======== Exercise materials

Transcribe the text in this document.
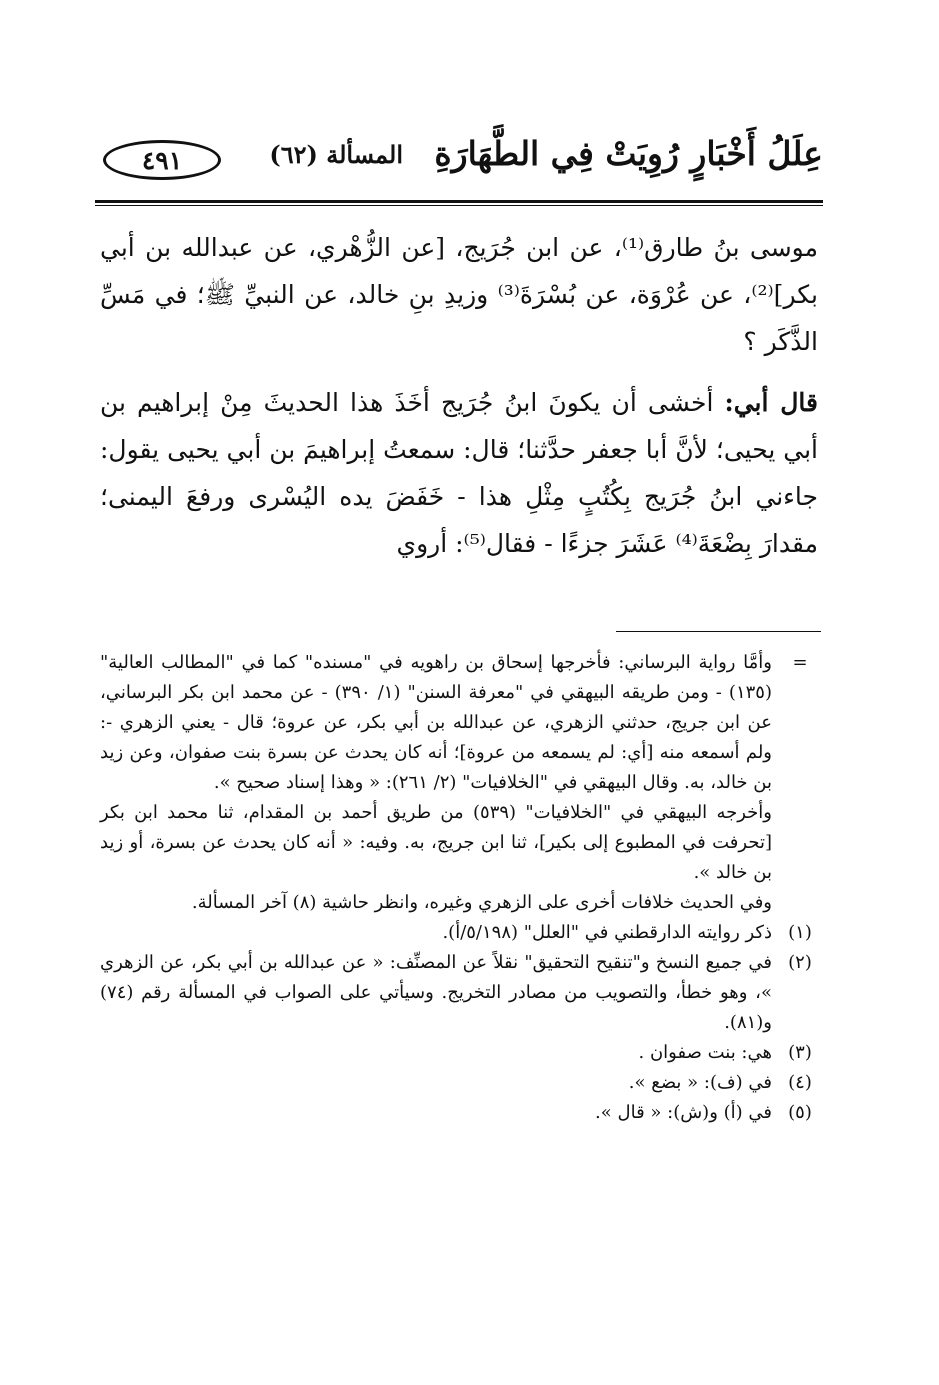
عِلَلُ أَخْبَارٍ رُوِيَتْ فِي الطَّهَارَةِ
المسألة (٦٢)
٤٩١

موسى بنُ طارق⁽¹⁾، عن ابن جُرَيج، [عن الزُّهْري، عن عبدالله بن أبي بكر]⁽²⁾، عن عُرْوَة، عن بُسْرَةَ⁽³⁾ وزيدِ بنِ خالد، عن النبيِّ ﷺ؛ في مَسِّ الذَّكَر ؟

قال أبي: أخشى أن يكونَ ابنُ جُرَيج أخَذَ هذا الحديثَ مِنْ إبراهيم بن أبي يحيى؛ لأنَّ أبا جعفر حدَّثنا؛ قال: سمعتُ إبراهيمَ بن أبي يحيى يقول: جاءني ابنُ جُرَيج بِكُتُبٍ مِثْلِ هذا - خَفَضَ يده اليُسْرى ورفعَ اليمنى؛ مقدارَ بِضْعَةَ⁽⁴⁾ عَشَرَ جزءًا - فقال⁽⁵⁾: أروي

=
وأمَّا رواية البرساني: فأخرجها إسحاق بن راهويه في "مسنده" كما في "المطالب العالية" (١٣٥) - ومن طريقه البيهقي في "معرفة السنن" (١/ ٣٩٠) - عن محمد ابن بكر البرساني، عن ابن جريج، حدثني الزهري، عن عبدالله بن أبي بكر، عن عروة؛ قال - يعني الزهري -: ولم أسمعه منه [أي: لم يسمعه من عروة]؛ أنه كان يحدث عن بسرة بنت صفوان، وعن زيد بن خالد، به. وقال البيهقي في "الخلافيات" (٢/ ٢٦١): « وهذا إسناد صحيح ».
وأخرجه البيهقي في "الخلافيات" (٥٣٩) من طريق أحمد بن المقدام، ثنا محمد ابن بكر [تحرفت في المطبوع إلى بكير]، ثنا ابن جريج، به. وفيه: « أنه كان يحدث عن بسرة، أو زيد بن خالد ».
وفي الحديث خلافات أخرى على الزهري وغيره، وانظر حاشية (٨) آخر المسألة.
(١)
ذكر روايته الدارقطني في "العلل" (٥/١٩٨/أ).
(٢)
في جميع النسخ و"تنقيح التحقيق" نقلاً عن المصنِّف: « عن عبدالله بن أبي بكر، عن الزهري »، وهو خطأ، والتصويب من مصادر التخريج. وسيأتي على الصواب في المسألة رقم (٧٤) و(٨١).
(٣)
هي: بنت صفوان .
(٤)
في (ف): « بضع ».
(٥)
في (أ) و(ش): « قال ».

================

=== Your instructions ===
Copy every record above exactly, leaving out the pictures.

=== Problem solution ===
Transcribe the text in this document.
عِلَلُ أَخْبَارٍ رُوِيَتْ فِي الطَّهَارَةِ
المسألة (٦٢)
٤٩١

موسى بنُ طارق⁽¹⁾، عن ابن جُرَيج، [عن الزُّهْري، عن عبدالله بن أبي بكر]⁽²⁾، عن عُرْوَة، عن بُسْرَةَ⁽³⁾ وزيدِ بنِ خالد، عن النبيِّ ﷺ؛ في مَسِّ الذَّكَر ؟

قال أبي: أخشى أن يكونَ ابنُ جُرَيج أخَذَ هذا الحديثَ مِنْ إبراهيم بن أبي يحيى؛ لأنَّ أبا جعفر حدَّثنا؛ قال: سمعتُ إبراهيمَ بن أبي يحيى يقول: جاءني ابنُ جُرَيج بِكُتُبٍ مِثْلِ هذا - خَفَضَ يده اليُسْرى ورفعَ اليمنى؛ مقدارَ بِضْعَةَ⁽⁴⁾ عَشَرَ جزءًا - فقال⁽⁵⁾: أروي

=
وأمَّا رواية البرساني: فأخرجها إسحاق بن راهويه في "مسنده" كما في "المطالب العالية" (١٣٥) - ومن طريقه البيهقي في "معرفة السنن" (١/ ٣٩٠) - عن محمد ابن بكر البرساني، عن ابن جريج، حدثني الزهري، عن عبدالله بن أبي بكر، عن عروة؛ قال - يعني الزهري -: ولم أسمعه منه [أي: لم يسمعه من عروة]؛ أنه كان يحدث عن بسرة بنت صفوان، وعن زيد بن خالد، به. وقال البيهقي في "الخلافيات" (٢/ ٢٦١): « وهذا إسناد صحيح ».
وأخرجه البيهقي في "الخلافيات" (٥٣٩) من طريق أحمد بن المقدام، ثنا محمد ابن بكر [تحرفت في المطبوع إلى بكير]، ثنا ابن جريج، به. وفيه: « أنه كان يحدث عن بسرة، أو زيد بن خالد ».
وفي الحديث خلافات أخرى على الزهري وغيره، وانظر حاشية (٨) آخر المسألة.
(١)
ذكر روايته الدارقطني في "العلل" (٥/١٩٨/أ).
(٢)
في جميع النسخ و"تنقيح التحقيق" نقلاً عن المصنِّف: « عن عبدالله بن أبي بكر، عن الزهري »، وهو خطأ، والتصويب من مصادر التخريج. وسيأتي على الصواب في المسألة رقم (٧٤) و(٨١).
(٣)
هي: بنت صفوان .
(٤)
في (ف): « بضع ».
(٥)
في (أ) و(ش): « قال ».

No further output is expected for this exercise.